Aim of the exercise -> Every entry below should be repeated exactly; the pictures should not.

Extracted data entries ->
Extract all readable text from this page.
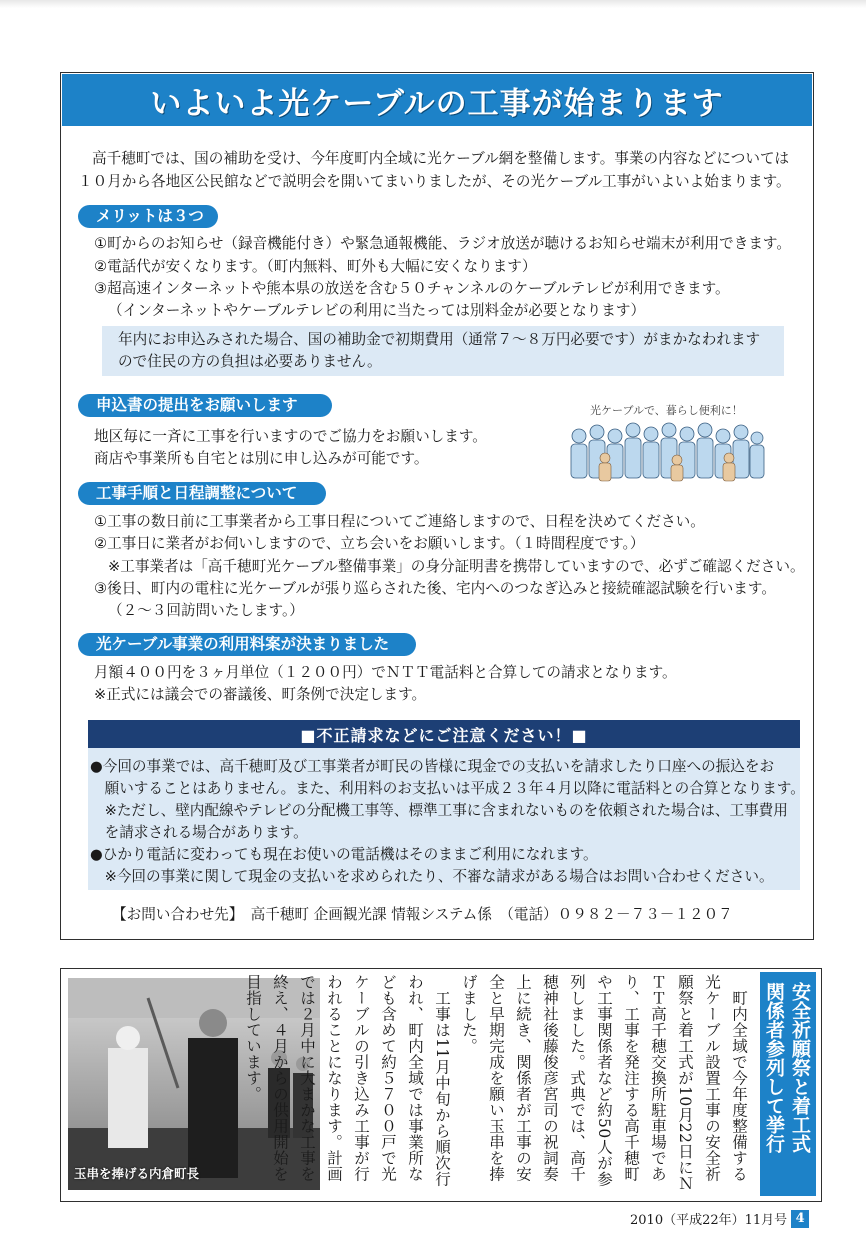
いよいよ光ケーブルの工事が始まります
高千穂町では、国の補助を受け、今年度町内全域に光ケーブル網を整備します。事業の内容などについては
１０月から各地区公民館などで説明会を開いてまいりましたが、その光ケーブル工事がいよいよ始まります。
メリットは３つ
①町からのお知らせ（録音機能付き）や緊急通報機能、ラジオ放送が聴けるお知らせ端末が利用できます。
②電話代が安くなります。（町内無料、町外も大幅に安くなります）
③超高速インターネットや熊本県の放送を含む５０チャンネルのケーブルテレビが利用できます。
（インターネットやケーブルテレビの利用に当たっては別料金が必要となります）
年内にお申込みされた場合、国の補助金で初期費用（通常７～８万円必要です）がまかなわれます
ので住民の方の負担は必要ありません。
申込書の提出をお願いします
地区毎に一斉に工事を行いますのでご協力をお願いします。
商店や事業所も自宅とは別に申し込みが可能です。
光ケーブルで、暮らし便利に！
工事手順と日程調整について
①工事の数日前に工事業者から工事日程についてご連絡しますので、日程を決めてください。
②工事日に業者がお伺いしますので、立ち会いをお願いします。（１時間程度です。）
※工事業者は「高千穂町光ケーブル整備事業」の身分証明書を携帯していますので、必ずご確認ください。
③後日、町内の電柱に光ケーブルが張り巡らされた後、宅内へのつなぎ込みと接続確認試験を行います。
（２～３回訪問いたします。）
光ケーブル事業の利用料案が決まりました
月額４００円を３ヶ月単位（１２００円）でＮＴＴ電話料と合算しての請求となります。
※正式には議会での審議後、町条例で決定します。
■不正請求などにご注意ください！■
●今回の事業では、高千穂町及び工事業者が町民の皆様に現金での支払いを請求したり口座への振込をお
　願いすることはありません。また、利用料のお支払いは平成２３年４月以降に電話料との合算となります。
　※ただし、壁内配線やテレビの分配機工事等、標準工事に含まれないものを依頼された場合は、工事費用
　を請求される場合があります。
●ひかり電話に変わっても現在お使いの電話機はそのままご利用になれます。
　※今回の事業に関して現金の支払いを求められたり、不審な請求がある場合はお問い合わせください。
【お問い合わせ先】　高千穂町 企画観光課 情報システム係　（電話）０９８２－７３－１２０７
玉串を捧げる内倉町長	　町内全域で今年度整備する光ケーブル設置工事の安全祈願祭と着工式が10月22日にＮＴＴ高千穂交換所駐車場であり、工事を発注する高千穂町や工事関係者など約50人が参列しました。式典では、高千穂神社後藤俊彦宮司の祝詞奏上に続き、関係者が工事の安全と早期完成を願い玉串を捧げました。
　工事は11月中旬から順次行われ、町内全域では事業所なども含めて約５７００戸で光ケーブルの引き込み工事が行われることになります。計画では２月中に大まかな工事を終え、４月からの供用開始を目指しています。	安全祈願祭と着工式　関係者参列して挙行
2010（平成22年）11月号 4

Written solution ->
Extract all readable text from this page.
いよいよ光ケーブルの工事が始まります
高千穂町では、国の補助を受け、今年度町内全域に光ケーブル網を整備します。事業の内容などについては
１０月から各地区公民館などで説明会を開いてまいりましたが、その光ケーブル工事がいよいよ始まります。
メリットは３つ
①町からのお知らせ（録音機能付き）や緊急通報機能、ラジオ放送が聴けるお知らせ端末が利用できます。
②電話代が安くなります。（町内無料、町外も大幅に安くなります）
③超高速インターネットや熊本県の放送を含む５０チャンネルのケーブルテレビが利用できます。
（インターネットやケーブルテレビの利用に当たっては別料金が必要となります）
年内にお申込みされた場合、国の補助金で初期費用（通常７～８万円必要です）がまかなわれます
ので住民の方の負担は必要ありません。
申込書の提出をお願いします
地区毎に一斉に工事を行いますのでご協力をお願いします。
商店や事業所も自宅とは別に申し込みが可能です。
光ケーブルで、暮らし便利に！
工事手順と日程調整について
①工事の数日前に工事業者から工事日程についてご連絡しますので、日程を決めてください。
②工事日に業者がお伺いしますので、立ち会いをお願いします。（１時間程度です。）
※工事業者は「高千穂町光ケーブル整備事業」の身分証明書を携帯していますので、必ずご確認ください。
③後日、町内の電柱に光ケーブルが張り巡らされた後、宅内へのつなぎ込みと接続確認試験を行います。
（２～３回訪問いたします。）
光ケーブル事業の利用料案が決まりました
月額４００円を３ヶ月単位（１２００円）でＮＴＴ電話料と合算しての請求となります。
※正式には議会での審議後、町条例で決定します。
■不正請求などにご注意ください！■
●今回の事業では、高千穂町及び工事業者が町民の皆様に現金での支払いを請求したり口座への振込をお
　願いすることはありません。また、利用料のお支払いは平成２３年４月以降に電話料との合算となります。
　※ただし、壁内配線やテレビの分配機工事等、標準工事に含まれないものを依頼された場合は、工事費用
　を請求される場合があります。
●ひかり電話に変わっても現在お使いの電話機はそのままご利用になれます。
　※今回の事業に関して現金の支払いを求められたり、不審な請求がある場合はお問い合わせください。
【お問い合わせ先】　高千穂町 企画観光課 情報システム係　（電話）０９８２－７３－１２０７
玉串を捧げる内倉町長	　町内全域で今年度整備する光ケーブル設置工事の安全祈願祭と着工式が10月22日にＮＴＴ高千穂交換所駐車場であり、工事を発注する高千穂町や工事関係者など約50人が参列しました。式典では、高千穂神社後藤俊彦宮司の祝詞奏上に続き、関係者が工事の安全と早期完成を願い玉串を捧げました。
　工事は11月中旬から順次行われ、町内全域では事業所なども含めて約５７００戸で光ケーブルの引き込み工事が行われることになります。計画では２月中に大まかな工事を終え、４月からの供用開始を目指しています。	安全祈願祭と着工式　関係者参列して挙行
2010（平成22年）11月号 4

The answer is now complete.